**Document text records:**
Segment Open
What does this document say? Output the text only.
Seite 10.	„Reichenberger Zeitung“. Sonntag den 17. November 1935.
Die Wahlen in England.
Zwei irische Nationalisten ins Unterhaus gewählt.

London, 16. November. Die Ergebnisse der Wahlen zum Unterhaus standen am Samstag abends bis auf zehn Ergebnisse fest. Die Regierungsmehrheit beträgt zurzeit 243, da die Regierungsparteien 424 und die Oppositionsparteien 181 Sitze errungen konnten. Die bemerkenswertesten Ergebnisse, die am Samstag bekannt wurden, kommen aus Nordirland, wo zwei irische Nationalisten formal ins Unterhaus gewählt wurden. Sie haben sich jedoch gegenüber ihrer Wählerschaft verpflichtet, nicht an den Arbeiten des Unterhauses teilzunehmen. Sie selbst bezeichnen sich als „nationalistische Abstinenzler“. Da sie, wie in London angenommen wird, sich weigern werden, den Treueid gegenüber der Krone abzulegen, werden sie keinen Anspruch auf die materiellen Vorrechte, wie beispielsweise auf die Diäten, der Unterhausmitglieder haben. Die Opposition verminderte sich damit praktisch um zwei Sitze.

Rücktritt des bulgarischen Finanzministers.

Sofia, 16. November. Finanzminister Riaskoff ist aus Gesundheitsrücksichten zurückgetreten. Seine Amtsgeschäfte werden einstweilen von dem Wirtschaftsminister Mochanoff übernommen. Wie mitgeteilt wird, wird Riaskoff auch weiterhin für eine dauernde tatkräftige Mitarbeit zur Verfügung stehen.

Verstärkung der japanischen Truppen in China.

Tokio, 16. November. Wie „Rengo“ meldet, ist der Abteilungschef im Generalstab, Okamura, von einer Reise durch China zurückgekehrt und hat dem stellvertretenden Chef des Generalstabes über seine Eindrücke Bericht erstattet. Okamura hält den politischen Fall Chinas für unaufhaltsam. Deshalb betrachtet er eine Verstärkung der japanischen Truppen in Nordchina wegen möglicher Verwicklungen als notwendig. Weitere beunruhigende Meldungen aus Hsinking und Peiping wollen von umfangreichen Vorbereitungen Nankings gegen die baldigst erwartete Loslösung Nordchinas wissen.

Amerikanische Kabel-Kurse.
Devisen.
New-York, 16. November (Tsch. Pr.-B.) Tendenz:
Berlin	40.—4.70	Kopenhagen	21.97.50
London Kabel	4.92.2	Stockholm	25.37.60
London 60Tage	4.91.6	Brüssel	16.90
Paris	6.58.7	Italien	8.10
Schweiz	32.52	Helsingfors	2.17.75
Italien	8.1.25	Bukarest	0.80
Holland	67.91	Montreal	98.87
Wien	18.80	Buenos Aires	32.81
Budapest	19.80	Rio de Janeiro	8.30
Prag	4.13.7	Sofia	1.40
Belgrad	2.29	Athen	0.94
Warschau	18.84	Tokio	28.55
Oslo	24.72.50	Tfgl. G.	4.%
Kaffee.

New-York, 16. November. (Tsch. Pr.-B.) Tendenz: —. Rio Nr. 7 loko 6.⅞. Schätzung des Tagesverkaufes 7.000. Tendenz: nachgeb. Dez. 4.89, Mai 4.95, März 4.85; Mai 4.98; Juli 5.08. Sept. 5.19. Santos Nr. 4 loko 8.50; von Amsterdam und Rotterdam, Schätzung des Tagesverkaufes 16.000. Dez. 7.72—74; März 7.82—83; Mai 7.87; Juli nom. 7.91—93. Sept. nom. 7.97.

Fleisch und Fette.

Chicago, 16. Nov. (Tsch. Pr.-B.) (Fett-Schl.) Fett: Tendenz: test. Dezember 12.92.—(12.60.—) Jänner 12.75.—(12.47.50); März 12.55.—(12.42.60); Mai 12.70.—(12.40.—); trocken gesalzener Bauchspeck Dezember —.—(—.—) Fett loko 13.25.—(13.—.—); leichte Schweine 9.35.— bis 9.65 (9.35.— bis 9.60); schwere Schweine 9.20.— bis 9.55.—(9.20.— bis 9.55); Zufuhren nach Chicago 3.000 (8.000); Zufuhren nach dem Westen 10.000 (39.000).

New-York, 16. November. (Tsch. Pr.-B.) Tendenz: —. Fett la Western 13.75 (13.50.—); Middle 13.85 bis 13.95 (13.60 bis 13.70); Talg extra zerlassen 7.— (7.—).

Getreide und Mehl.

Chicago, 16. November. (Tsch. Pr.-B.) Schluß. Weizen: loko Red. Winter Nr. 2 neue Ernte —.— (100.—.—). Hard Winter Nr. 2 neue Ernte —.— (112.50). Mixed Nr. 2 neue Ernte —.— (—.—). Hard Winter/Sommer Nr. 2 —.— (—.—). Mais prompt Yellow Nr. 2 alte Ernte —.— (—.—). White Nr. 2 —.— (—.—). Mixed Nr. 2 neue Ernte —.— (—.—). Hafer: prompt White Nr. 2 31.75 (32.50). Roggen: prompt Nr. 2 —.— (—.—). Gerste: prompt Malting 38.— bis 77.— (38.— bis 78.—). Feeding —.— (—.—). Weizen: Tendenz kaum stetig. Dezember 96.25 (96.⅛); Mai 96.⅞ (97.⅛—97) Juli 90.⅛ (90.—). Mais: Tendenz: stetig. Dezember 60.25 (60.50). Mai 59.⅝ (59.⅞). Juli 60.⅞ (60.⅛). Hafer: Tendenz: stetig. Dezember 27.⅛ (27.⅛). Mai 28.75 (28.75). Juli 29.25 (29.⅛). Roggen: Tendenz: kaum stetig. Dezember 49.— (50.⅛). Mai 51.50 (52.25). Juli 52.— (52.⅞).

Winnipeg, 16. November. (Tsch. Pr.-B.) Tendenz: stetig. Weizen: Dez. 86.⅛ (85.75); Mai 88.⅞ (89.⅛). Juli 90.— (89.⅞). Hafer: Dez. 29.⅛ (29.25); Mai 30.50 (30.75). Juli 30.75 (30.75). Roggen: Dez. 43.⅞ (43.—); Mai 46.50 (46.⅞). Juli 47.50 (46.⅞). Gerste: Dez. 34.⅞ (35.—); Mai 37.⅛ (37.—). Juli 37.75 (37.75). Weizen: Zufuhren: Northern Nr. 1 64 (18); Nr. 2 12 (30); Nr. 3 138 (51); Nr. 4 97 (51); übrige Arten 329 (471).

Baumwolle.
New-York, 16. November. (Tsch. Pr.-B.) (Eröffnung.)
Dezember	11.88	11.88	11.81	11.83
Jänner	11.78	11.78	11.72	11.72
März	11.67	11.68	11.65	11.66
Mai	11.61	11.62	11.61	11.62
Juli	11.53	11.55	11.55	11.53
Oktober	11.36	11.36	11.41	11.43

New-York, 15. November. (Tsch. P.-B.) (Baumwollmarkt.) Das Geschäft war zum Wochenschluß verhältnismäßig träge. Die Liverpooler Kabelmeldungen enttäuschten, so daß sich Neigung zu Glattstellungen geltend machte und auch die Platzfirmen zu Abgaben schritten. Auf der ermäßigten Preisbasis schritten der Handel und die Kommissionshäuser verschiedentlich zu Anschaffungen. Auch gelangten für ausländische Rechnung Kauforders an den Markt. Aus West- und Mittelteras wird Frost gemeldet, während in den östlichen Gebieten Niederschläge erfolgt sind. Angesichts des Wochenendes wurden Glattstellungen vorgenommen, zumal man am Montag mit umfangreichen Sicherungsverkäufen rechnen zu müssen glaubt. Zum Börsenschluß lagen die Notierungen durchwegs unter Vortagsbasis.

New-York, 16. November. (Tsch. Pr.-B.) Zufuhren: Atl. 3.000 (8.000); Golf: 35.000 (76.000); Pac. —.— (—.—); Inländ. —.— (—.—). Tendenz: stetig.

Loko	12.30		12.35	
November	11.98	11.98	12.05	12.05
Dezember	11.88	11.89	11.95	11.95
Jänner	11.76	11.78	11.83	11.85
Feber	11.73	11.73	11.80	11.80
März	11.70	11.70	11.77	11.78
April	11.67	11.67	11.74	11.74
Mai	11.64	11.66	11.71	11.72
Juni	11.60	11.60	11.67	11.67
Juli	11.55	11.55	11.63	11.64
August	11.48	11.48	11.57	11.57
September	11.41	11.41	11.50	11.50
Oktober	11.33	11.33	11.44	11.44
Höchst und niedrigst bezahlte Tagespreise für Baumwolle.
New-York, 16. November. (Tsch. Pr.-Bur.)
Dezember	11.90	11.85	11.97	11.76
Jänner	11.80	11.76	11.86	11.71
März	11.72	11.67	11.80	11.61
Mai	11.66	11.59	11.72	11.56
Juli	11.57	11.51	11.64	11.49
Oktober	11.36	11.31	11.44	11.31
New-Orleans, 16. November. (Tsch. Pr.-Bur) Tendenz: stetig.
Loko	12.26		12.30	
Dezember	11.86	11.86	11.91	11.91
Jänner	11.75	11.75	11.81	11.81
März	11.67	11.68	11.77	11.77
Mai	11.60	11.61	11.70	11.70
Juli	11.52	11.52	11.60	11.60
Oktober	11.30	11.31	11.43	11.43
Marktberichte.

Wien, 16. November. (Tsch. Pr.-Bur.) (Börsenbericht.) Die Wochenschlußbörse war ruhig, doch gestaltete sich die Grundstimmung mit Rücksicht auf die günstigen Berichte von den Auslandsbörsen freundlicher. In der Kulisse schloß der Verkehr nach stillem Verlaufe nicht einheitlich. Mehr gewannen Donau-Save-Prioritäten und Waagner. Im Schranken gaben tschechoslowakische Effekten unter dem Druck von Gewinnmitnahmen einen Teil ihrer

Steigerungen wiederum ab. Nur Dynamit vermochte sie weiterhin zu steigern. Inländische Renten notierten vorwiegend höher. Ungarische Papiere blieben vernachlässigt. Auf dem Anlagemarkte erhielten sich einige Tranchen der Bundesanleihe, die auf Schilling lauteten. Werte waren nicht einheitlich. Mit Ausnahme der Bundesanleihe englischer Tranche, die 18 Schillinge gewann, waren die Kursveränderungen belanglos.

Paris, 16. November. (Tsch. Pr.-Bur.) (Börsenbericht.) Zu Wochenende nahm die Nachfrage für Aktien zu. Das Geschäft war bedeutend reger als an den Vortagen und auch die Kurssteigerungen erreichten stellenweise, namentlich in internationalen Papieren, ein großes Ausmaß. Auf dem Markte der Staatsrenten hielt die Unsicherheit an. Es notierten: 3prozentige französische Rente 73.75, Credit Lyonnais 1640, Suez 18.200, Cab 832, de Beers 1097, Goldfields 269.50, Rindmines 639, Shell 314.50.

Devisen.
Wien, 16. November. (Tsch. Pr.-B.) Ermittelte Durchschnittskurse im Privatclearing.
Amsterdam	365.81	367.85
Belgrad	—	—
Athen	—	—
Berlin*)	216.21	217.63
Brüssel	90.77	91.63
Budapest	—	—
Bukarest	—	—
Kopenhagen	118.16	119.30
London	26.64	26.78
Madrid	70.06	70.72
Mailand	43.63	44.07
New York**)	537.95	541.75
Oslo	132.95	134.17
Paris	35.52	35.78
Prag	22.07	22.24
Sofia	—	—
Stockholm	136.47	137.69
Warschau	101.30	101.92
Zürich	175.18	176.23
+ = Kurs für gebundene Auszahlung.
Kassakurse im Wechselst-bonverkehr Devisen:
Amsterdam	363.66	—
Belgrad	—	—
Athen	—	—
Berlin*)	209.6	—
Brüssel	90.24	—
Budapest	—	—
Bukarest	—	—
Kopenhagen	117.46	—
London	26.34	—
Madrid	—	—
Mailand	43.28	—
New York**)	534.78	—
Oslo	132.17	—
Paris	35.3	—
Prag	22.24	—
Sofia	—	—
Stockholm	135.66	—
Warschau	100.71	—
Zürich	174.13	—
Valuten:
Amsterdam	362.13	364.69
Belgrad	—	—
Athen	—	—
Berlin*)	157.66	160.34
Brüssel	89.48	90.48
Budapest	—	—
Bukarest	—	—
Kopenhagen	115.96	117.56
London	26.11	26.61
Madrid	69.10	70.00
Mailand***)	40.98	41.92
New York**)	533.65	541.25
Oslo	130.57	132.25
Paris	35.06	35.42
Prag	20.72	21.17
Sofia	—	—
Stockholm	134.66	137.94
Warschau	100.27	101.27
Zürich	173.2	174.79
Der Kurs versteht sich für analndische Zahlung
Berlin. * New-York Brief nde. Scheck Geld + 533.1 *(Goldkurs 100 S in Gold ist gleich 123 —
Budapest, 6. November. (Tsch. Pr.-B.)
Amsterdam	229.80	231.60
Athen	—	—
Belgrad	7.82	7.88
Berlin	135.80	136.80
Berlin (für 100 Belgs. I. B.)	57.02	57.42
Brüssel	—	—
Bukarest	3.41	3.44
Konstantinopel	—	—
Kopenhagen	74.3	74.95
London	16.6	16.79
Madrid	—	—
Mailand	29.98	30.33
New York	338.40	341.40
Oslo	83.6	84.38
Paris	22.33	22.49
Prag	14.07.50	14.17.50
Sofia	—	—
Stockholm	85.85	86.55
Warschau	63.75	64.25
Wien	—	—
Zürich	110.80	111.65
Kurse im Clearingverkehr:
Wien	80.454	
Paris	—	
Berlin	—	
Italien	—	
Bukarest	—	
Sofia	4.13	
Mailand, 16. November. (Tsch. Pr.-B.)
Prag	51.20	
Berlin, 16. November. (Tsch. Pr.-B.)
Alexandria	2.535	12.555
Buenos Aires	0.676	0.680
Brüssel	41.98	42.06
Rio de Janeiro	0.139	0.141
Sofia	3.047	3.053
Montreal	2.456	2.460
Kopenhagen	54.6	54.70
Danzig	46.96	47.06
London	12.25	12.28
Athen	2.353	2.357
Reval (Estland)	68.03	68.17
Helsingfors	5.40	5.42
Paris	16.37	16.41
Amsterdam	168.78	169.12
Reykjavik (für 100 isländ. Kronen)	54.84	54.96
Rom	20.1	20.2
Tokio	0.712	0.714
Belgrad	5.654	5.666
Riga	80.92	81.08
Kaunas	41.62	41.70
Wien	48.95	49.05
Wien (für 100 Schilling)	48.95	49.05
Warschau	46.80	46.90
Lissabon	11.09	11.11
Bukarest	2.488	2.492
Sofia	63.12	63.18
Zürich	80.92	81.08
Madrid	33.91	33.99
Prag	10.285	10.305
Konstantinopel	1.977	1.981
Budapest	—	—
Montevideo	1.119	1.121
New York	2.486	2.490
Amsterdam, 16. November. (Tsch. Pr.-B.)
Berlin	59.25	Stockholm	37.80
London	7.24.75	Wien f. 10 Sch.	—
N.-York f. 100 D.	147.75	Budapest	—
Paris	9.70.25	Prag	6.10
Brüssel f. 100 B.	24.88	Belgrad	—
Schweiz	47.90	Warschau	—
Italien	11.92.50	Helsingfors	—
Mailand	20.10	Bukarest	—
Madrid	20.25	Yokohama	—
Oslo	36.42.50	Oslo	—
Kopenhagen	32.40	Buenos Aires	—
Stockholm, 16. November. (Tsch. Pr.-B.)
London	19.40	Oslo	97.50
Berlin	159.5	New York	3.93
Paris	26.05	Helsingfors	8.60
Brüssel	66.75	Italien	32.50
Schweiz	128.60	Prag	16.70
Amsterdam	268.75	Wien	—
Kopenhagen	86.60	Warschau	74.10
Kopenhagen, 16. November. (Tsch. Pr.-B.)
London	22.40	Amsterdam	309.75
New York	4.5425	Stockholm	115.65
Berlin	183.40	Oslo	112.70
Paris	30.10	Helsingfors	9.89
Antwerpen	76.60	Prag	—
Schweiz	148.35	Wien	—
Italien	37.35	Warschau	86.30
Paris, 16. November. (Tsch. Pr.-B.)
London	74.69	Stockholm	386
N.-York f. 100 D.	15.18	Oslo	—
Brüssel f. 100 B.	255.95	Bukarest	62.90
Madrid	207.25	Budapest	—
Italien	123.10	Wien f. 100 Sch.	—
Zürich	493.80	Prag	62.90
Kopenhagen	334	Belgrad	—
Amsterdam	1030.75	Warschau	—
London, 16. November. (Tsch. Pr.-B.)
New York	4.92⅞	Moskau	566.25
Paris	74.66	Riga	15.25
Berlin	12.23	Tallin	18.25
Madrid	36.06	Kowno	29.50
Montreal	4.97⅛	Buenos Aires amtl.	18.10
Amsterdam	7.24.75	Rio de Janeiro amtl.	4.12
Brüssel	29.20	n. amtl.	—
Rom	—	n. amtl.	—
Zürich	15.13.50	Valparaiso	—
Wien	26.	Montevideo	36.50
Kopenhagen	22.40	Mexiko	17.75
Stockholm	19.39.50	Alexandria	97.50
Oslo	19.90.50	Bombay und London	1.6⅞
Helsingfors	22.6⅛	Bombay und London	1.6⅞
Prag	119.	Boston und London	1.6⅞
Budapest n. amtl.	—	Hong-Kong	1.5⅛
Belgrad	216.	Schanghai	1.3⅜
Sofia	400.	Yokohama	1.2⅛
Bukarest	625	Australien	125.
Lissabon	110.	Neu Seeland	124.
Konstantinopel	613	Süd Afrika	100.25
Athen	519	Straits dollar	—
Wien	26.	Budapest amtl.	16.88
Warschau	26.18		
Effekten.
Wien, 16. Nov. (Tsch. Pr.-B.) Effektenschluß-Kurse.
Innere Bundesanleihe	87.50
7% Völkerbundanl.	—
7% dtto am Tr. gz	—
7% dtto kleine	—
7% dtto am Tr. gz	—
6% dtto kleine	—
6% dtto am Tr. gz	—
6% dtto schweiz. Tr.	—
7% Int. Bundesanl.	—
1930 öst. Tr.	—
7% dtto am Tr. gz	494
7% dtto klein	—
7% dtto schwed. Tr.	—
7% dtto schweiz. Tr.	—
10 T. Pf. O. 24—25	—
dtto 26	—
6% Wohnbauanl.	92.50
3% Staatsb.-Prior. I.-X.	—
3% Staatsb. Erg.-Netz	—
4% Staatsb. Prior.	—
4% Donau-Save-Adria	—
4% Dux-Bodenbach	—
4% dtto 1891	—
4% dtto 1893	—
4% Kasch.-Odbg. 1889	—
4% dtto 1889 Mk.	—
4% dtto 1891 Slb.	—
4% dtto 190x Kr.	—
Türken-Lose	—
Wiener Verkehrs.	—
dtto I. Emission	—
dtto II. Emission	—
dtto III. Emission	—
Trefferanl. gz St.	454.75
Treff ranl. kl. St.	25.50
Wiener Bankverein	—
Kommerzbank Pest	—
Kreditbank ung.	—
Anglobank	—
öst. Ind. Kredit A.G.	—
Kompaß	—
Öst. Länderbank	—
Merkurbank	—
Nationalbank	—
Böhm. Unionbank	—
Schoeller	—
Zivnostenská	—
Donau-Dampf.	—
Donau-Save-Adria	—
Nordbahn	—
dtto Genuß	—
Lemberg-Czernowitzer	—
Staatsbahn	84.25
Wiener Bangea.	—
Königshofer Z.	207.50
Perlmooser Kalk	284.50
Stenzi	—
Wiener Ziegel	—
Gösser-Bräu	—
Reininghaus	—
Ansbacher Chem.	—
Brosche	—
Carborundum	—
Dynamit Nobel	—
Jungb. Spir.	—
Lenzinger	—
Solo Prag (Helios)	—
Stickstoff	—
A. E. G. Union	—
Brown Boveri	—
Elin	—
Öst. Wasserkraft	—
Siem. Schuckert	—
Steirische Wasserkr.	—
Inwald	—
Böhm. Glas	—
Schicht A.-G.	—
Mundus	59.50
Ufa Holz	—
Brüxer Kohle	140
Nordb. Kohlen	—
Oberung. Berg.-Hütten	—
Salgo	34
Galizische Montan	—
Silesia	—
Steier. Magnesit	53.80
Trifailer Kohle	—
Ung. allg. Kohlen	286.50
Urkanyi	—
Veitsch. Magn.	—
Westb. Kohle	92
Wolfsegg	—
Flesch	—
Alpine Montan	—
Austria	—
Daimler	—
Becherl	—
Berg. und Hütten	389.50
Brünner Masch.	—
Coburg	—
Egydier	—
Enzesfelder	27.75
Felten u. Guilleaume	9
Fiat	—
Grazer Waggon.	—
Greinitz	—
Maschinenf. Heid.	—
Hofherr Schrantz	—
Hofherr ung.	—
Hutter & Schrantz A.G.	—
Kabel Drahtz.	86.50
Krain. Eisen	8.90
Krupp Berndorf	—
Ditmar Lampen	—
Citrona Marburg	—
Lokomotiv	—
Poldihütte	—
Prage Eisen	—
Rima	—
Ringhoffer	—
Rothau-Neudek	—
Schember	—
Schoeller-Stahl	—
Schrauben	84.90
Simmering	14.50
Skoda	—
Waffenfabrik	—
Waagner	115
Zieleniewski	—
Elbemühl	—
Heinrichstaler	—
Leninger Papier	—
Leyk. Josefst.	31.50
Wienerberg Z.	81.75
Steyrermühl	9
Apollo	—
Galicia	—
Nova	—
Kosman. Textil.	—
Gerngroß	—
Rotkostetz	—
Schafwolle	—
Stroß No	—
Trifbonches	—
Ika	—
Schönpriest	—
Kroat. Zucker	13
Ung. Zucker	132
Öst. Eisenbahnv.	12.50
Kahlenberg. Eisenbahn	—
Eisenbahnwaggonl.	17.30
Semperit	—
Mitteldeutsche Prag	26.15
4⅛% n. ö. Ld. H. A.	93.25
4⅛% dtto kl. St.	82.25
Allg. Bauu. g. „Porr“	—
Segment Closed
**Task requirements:** All lines above that contain the word "Yokohama" are to be copied.

**Task solution:**
Madrid	20.25	Yokohama	—
Sofia	400.	Yokohama	1.2⅛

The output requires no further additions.